• Dataset rows:
--- begin ---

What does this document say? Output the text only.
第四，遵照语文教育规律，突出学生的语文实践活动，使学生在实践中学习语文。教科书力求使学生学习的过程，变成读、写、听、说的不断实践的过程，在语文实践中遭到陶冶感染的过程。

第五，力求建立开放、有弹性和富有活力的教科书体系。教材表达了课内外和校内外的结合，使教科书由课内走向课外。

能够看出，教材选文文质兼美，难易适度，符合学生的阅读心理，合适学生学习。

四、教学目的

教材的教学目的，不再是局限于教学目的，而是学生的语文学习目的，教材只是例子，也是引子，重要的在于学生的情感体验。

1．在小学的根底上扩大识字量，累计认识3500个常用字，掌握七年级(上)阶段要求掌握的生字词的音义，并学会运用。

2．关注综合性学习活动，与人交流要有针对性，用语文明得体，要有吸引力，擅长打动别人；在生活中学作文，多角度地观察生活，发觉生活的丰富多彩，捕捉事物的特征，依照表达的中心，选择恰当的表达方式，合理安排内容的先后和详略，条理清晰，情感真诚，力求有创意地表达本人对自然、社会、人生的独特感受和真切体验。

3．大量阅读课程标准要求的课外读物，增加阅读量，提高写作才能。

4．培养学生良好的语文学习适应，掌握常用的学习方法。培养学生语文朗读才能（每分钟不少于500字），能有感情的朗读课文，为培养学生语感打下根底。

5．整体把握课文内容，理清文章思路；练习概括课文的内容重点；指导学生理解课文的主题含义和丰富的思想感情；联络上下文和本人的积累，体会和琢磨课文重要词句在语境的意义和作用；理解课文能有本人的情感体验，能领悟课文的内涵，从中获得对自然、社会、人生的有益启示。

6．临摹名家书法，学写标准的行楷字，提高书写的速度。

--- end ---

• SET TASK: Working from the material above, retype it in its entirety without change.

• ANSWER TO THE EXERCISE:
What does this document say? Output the text only.
第四，遵照语文教育规律，突出学生的语文实践活动，使学生在实践中学习语文。教科书力求使学生学习的过程，变成读、写、听、说的不断实践的过程，在语文实践中遭到陶冶感染的过程。

第五，力求建立开放、有弹性和富有活力的教科书体系。教材表达了课内外和校内外的结合，使教科书由课内走向课外。

能够看出，教材选文文质兼美，难易适度，符合学生的阅读心理，合适学生学习。

四、教学目的

教材的教学目的，不再是局限于教学目的，而是学生的语文学习目的，教材只是例子，也是引子，重要的在于学生的情感体验。

1．在小学的根底上扩大识字量，累计认识3500个常用字，掌握七年级(上)阶段要求掌握的生字词的音义，并学会运用。

2．关注综合性学习活动，与人交流要有针对性，用语文明得体，要有吸引力，擅长打动别人；在生活中学作文，多角度地观察生活，发觉生活的丰富多彩，捕捉事物的特征，依照表达的中心，选择恰当的表达方式，合理安排内容的先后和详略，条理清晰，情感真诚，力求有创意地表达本人对自然、社会、人生的独特感受和真切体验。

3．大量阅读课程标准要求的课外读物，增加阅读量，提高写作才能。

4．培养学生良好的语文学习适应，掌握常用的学习方法。培养学生语文朗读才能（每分钟不少于500字），能有感情的朗读课文，为培养学生语感打下根底。

5．整体把握课文内容，理清文章思路；练习概括课文的内容重点；指导学生理解课文的主题含义和丰富的思想感情；联络上下文和本人的积累，体会和琢磨课文重要词句在语境的意义和作用；理解课文能有本人的情感体验，能领悟课文的内涵，从中获得对自然、社会、人生的有益启示。

6．临摹名家书法，学写标准的行楷字，提高书写的速度。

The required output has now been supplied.